_EXTRACTED DATA_:
++++++++

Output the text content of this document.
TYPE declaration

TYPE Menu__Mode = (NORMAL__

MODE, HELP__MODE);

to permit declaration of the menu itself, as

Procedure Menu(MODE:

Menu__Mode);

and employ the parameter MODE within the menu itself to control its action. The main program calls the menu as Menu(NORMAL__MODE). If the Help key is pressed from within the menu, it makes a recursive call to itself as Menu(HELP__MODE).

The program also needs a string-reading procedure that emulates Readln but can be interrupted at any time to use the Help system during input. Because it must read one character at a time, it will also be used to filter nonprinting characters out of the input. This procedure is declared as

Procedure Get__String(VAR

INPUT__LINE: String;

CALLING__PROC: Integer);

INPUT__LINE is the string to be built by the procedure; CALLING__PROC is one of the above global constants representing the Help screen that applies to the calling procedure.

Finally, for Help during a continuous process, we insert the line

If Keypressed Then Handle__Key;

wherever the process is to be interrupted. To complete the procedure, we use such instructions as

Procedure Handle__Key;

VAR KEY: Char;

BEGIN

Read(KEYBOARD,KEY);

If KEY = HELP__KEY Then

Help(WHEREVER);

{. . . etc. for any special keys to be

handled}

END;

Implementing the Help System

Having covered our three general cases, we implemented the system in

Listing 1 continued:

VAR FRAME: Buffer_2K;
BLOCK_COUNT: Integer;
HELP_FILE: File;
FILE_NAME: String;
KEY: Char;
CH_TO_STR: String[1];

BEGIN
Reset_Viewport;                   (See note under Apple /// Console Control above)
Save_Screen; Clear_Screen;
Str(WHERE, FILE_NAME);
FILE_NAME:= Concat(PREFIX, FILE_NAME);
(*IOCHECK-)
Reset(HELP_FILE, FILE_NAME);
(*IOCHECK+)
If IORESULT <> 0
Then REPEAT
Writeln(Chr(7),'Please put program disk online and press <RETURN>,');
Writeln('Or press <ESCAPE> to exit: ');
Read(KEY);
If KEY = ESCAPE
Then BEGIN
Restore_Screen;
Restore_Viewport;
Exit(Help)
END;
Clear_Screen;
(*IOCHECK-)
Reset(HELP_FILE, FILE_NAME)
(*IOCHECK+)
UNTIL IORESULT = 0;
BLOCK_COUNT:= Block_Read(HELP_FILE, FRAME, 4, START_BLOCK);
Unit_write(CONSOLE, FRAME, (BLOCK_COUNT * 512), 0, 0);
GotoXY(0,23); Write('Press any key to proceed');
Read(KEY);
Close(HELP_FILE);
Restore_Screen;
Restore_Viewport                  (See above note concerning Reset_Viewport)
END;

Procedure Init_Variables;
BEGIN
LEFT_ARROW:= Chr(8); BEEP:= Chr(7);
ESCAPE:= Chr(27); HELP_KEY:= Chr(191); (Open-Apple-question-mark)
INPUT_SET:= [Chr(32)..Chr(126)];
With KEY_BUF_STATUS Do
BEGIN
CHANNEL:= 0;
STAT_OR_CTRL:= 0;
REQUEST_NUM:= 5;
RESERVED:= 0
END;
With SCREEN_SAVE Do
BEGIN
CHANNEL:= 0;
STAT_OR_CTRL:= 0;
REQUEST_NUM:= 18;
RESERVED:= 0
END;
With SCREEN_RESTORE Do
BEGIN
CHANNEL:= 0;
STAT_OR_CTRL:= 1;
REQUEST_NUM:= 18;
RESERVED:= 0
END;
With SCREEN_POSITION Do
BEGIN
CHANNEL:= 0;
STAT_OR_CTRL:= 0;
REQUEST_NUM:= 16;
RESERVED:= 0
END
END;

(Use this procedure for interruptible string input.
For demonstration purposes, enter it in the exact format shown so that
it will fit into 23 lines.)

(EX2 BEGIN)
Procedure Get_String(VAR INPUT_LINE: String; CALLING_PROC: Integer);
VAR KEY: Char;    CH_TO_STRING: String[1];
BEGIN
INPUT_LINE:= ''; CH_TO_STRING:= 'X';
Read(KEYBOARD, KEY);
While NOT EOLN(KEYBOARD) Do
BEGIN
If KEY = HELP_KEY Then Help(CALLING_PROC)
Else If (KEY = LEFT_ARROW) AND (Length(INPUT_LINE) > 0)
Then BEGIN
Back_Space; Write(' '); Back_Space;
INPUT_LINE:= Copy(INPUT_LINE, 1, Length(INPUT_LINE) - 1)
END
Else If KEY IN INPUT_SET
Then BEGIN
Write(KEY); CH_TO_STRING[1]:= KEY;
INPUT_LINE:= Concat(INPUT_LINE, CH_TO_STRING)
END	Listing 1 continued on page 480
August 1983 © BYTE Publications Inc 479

++++++++

_GIVEN REQUEST_: Working from the material above, state how many lines contain "ESCAPE"; give only the number.

_EXERCISE RESPONSE_: 3